(Data excerpts)
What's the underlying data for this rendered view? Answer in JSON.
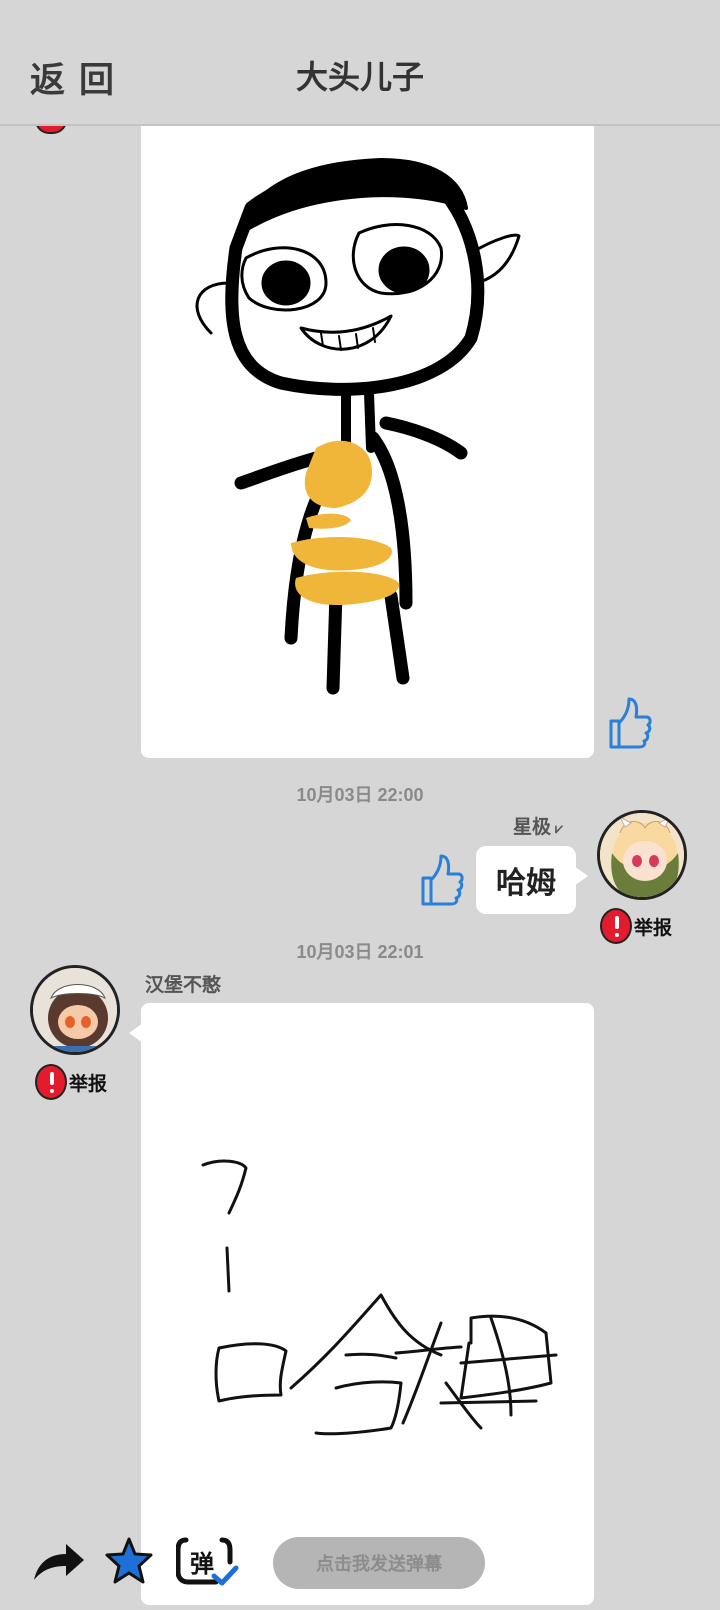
{
  "header": {
    "back_label": "返回",
    "title": "大头儿子"
  },
  "messages": [
    {
      "type": "drawing",
      "subject": "stick-figure",
      "liked": false
    },
    {
      "time": "10月03日  22:00",
      "user": "星极",
      "text": "哈姆",
      "report_label": "举报",
      "side": "right"
    },
    {
      "time": "10月03日  22:01",
      "user": "汉堡不憨",
      "report_label": "举报",
      "side": "left",
      "drawing_text": "?  哈姆"
    }
  ],
  "toolbar": {
    "icons": [
      "share-icon",
      "star-icon",
      "danmaku-icon"
    ],
    "danmaku_placeholder": "点击我发送弹幕"
  },
  "colors": {
    "background": "#d6d6d6",
    "like_blue": "#2a7fd6",
    "report_red": "#e21b2d",
    "star_blue": "#1f6fd9"
  }
}
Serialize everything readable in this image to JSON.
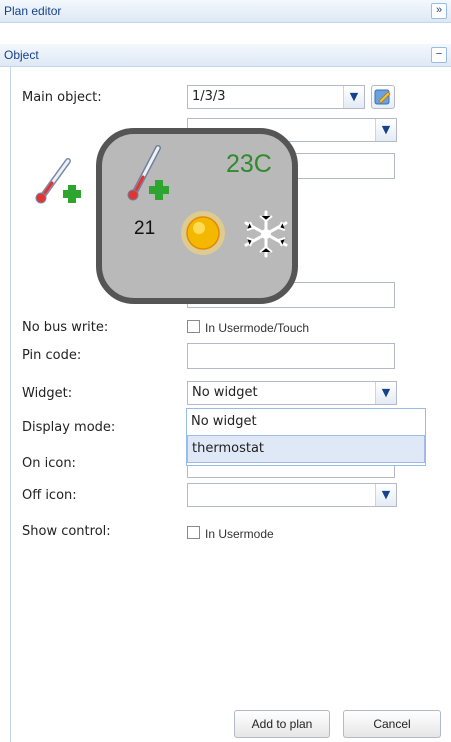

The problem:
Drop the images and quote the entries word for word.

The solution:
What's the underlying data for this rendered view? Answer in JSON.
{
  "header": {
    "back_label": "返回",
    "title": "大头儿子"
  },
  "messages": [
    {
      "type": "drawing",
      "subject": "stick-figure",
      "liked": false
    },
    {
      "time": "10月03日  22:00",
      "user": "星极",
      "text": "哈姆",
      "report_label": "举报",
      "side": "right"
    },
    {
      "time": "10月03日  22:01",
      "user": "汉堡不憨",
      "report_label": "举报",
      "side": "left",
      "drawing_text": "?  哈姆"
    }
  ],
  "toolbar": {
    "icons": [
      "share-icon",
      "star-icon",
      "danmaku-icon"
    ],
    "danmaku_placeholder": "点击我发送弹幕"
  },
  "colors": {
    "background": "#d6d6d6",
    "like_blue": "#2a7fd6",
    "report_red": "#e21b2d",
    "star_blue": "#1f6fd9"
  }
}
Serialize everything readable in this image to JSON.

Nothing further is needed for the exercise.